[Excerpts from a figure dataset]
## begin

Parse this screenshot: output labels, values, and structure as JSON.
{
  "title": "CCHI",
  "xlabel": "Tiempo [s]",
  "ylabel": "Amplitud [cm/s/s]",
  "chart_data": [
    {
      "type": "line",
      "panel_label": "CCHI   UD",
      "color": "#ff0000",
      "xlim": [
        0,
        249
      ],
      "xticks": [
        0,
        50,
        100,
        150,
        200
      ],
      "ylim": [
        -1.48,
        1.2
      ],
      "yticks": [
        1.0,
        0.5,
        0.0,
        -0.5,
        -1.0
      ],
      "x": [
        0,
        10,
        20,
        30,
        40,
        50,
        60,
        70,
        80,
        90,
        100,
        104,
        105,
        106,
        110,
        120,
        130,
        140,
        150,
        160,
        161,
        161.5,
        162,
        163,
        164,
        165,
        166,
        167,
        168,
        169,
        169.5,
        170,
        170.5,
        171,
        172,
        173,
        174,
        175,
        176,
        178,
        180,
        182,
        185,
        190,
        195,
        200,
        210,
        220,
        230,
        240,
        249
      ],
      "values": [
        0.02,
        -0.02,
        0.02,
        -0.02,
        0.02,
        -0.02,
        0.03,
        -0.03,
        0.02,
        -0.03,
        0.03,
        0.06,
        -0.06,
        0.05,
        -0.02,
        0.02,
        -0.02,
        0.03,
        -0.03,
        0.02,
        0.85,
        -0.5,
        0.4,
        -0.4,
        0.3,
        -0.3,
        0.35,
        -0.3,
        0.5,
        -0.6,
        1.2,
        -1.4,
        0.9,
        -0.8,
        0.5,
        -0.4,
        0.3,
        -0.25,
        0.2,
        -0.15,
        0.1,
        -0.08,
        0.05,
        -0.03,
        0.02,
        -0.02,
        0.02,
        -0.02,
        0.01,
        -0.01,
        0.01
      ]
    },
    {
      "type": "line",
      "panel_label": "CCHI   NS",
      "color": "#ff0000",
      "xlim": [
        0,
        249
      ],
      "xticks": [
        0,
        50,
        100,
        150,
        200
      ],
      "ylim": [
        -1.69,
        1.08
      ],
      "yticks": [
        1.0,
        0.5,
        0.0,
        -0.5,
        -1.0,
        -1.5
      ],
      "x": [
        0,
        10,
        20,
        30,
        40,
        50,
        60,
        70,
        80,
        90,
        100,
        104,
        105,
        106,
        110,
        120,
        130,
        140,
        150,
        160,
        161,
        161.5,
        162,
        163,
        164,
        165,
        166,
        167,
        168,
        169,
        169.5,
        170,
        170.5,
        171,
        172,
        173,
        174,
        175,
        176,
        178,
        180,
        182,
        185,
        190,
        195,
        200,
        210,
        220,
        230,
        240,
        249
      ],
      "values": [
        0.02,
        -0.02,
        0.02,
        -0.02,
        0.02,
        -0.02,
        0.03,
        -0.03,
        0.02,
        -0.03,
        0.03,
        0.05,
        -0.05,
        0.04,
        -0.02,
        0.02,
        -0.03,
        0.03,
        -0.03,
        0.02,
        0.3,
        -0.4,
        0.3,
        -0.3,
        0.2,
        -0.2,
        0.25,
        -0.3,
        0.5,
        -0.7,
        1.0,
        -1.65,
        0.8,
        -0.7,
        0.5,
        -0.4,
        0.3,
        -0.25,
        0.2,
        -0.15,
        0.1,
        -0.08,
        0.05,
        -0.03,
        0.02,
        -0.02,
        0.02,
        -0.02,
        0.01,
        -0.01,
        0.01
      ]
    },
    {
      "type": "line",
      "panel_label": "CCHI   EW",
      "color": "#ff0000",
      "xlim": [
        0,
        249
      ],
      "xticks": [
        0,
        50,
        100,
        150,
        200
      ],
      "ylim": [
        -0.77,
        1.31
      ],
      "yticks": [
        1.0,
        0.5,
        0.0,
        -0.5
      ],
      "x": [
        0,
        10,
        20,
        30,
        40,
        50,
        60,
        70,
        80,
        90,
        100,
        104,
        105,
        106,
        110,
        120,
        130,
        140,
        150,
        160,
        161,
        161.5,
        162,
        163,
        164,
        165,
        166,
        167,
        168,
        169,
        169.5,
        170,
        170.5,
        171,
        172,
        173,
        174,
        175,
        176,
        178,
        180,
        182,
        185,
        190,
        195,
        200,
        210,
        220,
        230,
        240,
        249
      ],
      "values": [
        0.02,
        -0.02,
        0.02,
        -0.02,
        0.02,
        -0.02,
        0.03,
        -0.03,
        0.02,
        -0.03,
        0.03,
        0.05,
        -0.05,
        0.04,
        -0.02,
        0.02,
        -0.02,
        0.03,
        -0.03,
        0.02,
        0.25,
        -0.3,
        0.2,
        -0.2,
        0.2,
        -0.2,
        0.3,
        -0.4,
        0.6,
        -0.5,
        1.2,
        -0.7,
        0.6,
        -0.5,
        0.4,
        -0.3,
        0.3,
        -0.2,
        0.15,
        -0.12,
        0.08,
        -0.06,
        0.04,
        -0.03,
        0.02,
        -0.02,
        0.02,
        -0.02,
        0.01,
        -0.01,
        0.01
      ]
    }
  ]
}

## end

• _STATED TASK_: Your task is to reproduce the whole listing exactly.

• _SOLUTION FOR THIS TASK_:
Parse this screenshot: output labels, values, and structure as JSON.
{
  "title": "CCHI",
  "xlabel": "Tiempo [s]",
  "ylabel": "Amplitud [cm/s/s]",
  "chart_data": [
    {
      "type": "line",
      "panel_label": "CCHI   UD",
      "color": "#ff0000",
      "xlim": [
        0,
        249
      ],
      "xticks": [
        0,
        50,
        100,
        150,
        200
      ],
      "ylim": [
        -1.48,
        1.2
      ],
      "yticks": [
        1.0,
        0.5,
        0.0,
        -0.5,
        -1.0
      ],
      "x": [
        0,
        10,
        20,
        30,
        40,
        50,
        60,
        70,
        80,
        90,
        100,
        104,
        105,
        106,
        110,
        120,
        130,
        140,
        150,
        160,
        161,
        161.5,
        162,
        163,
        164,
        165,
        166,
        167,
        168,
        169,
        169.5,
        170,
        170.5,
        171,
        172,
        173,
        174,
        175,
        176,
        178,
        180,
        182,
        185,
        190,
        195,
        200,
        210,
        220,
        230,
        240,
        249
      ],
      "values": [
        0.02,
        -0.02,
        0.02,
        -0.02,
        0.02,
        -0.02,
        0.03,
        -0.03,
        0.02,
        -0.03,
        0.03,
        0.06,
        -0.06,
        0.05,
        -0.02,
        0.02,
        -0.02,
        0.03,
        -0.03,
        0.02,
        0.85,
        -0.5,
        0.4,
        -0.4,
        0.3,
        -0.3,
        0.35,
        -0.3,
        0.5,
        -0.6,
        1.2,
        -1.4,
        0.9,
        -0.8,
        0.5,
        -0.4,
        0.3,
        -0.25,
        0.2,
        -0.15,
        0.1,
        -0.08,
        0.05,
        -0.03,
        0.02,
        -0.02,
        0.02,
        -0.02,
        0.01,
        -0.01,
        0.01
      ]
    },
    {
      "type": "line",
      "panel_label": "CCHI   NS",
      "color": "#ff0000",
      "xlim": [
        0,
        249
      ],
      "xticks": [
        0,
        50,
        100,
        150,
        200
      ],
      "ylim": [
        -1.69,
        1.08
      ],
      "yticks": [
        1.0,
        0.5,
        0.0,
        -0.5,
        -1.0,
        -1.5
      ],
      "x": [
        0,
        10,
        20,
        30,
        40,
        50,
        60,
        70,
        80,
        90,
        100,
        104,
        105,
        106,
        110,
        120,
        130,
        140,
        150,
        160,
        161,
        161.5,
        162,
        163,
        164,
        165,
        166,
        167,
        168,
        169,
        169.5,
        170,
        170.5,
        171,
        172,
        173,
        174,
        175,
        176,
        178,
        180,
        182,
        185,
        190,
        195,
        200,
        210,
        220,
        230,
        240,
        249
      ],
      "values": [
        0.02,
        -0.02,
        0.02,
        -0.02,
        0.02,
        -0.02,
        0.03,
        -0.03,
        0.02,
        -0.03,
        0.03,
        0.05,
        -0.05,
        0.04,
        -0.02,
        0.02,
        -0.03,
        0.03,
        -0.03,
        0.02,
        0.3,
        -0.4,
        0.3,
        -0.3,
        0.2,
        -0.2,
        0.25,
        -0.3,
        0.5,
        -0.7,
        1.0,
        -1.65,
        0.8,
        -0.7,
        0.5,
        -0.4,
        0.3,
        -0.25,
        0.2,
        -0.15,
        0.1,
        -0.08,
        0.05,
        -0.03,
        0.02,
        -0.02,
        0.02,
        -0.02,
        0.01,
        -0.01,
        0.01
      ]
    },
    {
      "type": "line",
      "panel_label": "CCHI   EW",
      "color": "#ff0000",
      "xlim": [
        0,
        249
      ],
      "xticks": [
        0,
        50,
        100,
        150,
        200
      ],
      "ylim": [
        -0.77,
        1.31
      ],
      "yticks": [
        1.0,
        0.5,
        0.0,
        -0.5
      ],
      "x": [
        0,
        10,
        20,
        30,
        40,
        50,
        60,
        70,
        80,
        90,
        100,
        104,
        105,
        106,
        110,
        120,
        130,
        140,
        150,
        160,
        161,
        161.5,
        162,
        163,
        164,
        165,
        166,
        167,
        168,
        169,
        169.5,
        170,
        170.5,
        171,
        172,
        173,
        174,
        175,
        176,
        178,
        180,
        182,
        185,
        190,
        195,
        200,
        210,
        220,
        230,
        240,
        249
      ],
      "values": [
        0.02,
        -0.02,
        0.02,
        -0.02,
        0.02,
        -0.02,
        0.03,
        -0.03,
        0.02,
        -0.03,
        0.03,
        0.05,
        -0.05,
        0.04,
        -0.02,
        0.02,
        -0.02,
        0.03,
        -0.03,
        0.02,
        0.25,
        -0.3,
        0.2,
        -0.2,
        0.2,
        -0.2,
        0.3,
        -0.4,
        0.6,
        -0.5,
        1.2,
        -0.7,
        0.6,
        -0.5,
        0.4,
        -0.3,
        0.3,
        -0.2,
        0.15,
        -0.12,
        0.08,
        -0.06,
        0.04,
        -0.03,
        0.02,
        -0.02,
        0.02,
        -0.02,
        0.01,
        -0.01,
        0.01
      ]
    }
  ]
}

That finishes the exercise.